(MATERIAL FOR THE TASK)

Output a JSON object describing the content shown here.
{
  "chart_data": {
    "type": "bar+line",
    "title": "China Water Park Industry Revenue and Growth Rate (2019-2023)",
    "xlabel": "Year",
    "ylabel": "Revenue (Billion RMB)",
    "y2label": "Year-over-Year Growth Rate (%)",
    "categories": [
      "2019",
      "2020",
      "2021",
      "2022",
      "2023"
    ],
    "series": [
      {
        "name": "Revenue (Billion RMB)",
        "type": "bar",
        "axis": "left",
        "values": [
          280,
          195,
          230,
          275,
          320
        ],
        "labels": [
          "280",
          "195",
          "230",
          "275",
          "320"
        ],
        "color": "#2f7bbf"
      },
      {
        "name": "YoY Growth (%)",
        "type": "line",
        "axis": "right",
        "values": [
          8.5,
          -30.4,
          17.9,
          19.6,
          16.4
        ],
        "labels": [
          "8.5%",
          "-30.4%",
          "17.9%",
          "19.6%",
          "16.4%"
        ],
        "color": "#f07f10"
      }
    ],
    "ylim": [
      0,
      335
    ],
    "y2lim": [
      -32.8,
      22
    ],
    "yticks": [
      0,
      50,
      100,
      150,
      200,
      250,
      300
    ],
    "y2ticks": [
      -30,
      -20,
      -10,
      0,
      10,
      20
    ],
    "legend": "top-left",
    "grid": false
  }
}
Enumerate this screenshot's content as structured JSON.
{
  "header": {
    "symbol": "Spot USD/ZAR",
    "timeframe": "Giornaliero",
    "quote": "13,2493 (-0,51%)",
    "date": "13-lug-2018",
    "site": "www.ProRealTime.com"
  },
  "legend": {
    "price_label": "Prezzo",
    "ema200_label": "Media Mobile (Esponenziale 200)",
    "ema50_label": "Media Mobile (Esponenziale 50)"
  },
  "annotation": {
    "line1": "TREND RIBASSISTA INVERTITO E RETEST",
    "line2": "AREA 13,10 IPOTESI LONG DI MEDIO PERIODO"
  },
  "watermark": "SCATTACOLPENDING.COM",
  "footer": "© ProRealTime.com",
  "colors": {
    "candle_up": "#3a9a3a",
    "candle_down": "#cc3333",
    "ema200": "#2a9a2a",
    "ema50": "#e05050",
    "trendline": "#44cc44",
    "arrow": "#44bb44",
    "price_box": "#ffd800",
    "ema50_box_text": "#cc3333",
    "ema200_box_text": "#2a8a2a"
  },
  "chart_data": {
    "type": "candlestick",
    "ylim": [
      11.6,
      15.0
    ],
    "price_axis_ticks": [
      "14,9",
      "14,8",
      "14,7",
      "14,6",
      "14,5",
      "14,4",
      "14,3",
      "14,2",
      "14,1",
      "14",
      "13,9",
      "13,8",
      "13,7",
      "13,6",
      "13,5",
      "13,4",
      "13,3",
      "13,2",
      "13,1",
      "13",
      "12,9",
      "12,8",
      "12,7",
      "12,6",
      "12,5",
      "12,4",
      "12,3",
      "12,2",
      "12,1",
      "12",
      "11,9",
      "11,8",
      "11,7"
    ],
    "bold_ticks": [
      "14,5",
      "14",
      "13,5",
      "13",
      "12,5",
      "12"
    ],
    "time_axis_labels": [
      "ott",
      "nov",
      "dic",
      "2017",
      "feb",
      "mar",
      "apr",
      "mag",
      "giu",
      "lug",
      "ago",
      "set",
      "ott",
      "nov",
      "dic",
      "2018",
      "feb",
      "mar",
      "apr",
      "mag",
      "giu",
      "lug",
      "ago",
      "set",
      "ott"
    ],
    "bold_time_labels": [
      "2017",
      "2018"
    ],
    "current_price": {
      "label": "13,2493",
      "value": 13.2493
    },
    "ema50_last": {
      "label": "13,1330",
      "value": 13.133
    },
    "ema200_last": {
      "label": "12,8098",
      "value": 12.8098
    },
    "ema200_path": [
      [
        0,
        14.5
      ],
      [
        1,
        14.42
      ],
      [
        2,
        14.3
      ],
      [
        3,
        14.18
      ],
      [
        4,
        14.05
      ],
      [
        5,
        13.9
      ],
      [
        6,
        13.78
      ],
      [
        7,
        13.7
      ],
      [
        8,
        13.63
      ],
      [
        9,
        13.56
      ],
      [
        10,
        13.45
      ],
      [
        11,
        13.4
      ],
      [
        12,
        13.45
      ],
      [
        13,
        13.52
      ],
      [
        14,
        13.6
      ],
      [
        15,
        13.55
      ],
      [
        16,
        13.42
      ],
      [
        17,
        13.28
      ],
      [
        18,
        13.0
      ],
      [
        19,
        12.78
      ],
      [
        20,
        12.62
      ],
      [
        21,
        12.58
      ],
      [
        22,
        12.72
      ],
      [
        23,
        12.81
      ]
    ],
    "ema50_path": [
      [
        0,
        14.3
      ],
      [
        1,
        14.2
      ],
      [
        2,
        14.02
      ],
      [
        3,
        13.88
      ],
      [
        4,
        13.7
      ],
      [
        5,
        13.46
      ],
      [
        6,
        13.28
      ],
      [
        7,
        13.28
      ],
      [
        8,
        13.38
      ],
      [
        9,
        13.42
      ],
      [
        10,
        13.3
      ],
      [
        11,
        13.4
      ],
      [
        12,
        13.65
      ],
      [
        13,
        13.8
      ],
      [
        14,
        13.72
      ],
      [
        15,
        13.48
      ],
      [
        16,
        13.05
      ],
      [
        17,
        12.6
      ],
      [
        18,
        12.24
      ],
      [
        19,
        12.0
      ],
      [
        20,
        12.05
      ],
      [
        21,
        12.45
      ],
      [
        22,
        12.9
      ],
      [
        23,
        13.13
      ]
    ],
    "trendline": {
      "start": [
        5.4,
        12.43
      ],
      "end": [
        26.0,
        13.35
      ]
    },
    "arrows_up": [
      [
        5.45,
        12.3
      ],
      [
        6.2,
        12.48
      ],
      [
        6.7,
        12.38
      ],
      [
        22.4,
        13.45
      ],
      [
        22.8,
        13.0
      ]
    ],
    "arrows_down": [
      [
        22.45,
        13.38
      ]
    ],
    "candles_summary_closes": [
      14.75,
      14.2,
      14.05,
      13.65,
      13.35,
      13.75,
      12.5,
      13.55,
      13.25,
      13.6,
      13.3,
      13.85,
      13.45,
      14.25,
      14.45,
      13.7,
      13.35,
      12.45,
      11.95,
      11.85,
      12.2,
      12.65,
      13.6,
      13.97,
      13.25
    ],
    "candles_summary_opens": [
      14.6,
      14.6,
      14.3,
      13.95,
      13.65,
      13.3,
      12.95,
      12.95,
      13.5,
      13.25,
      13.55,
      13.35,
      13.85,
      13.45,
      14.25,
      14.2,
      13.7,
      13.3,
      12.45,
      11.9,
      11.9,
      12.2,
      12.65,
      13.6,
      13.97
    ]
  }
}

(DESCRIPTION OF THE TASK) Write out each line of the data that holds the string "Mobile".

(TASK RESULT)
    "ema200_label": "Media Mobile (Esponenziale 200)",
    "ema50_label": "Media Mobile (Esponenziale 50)"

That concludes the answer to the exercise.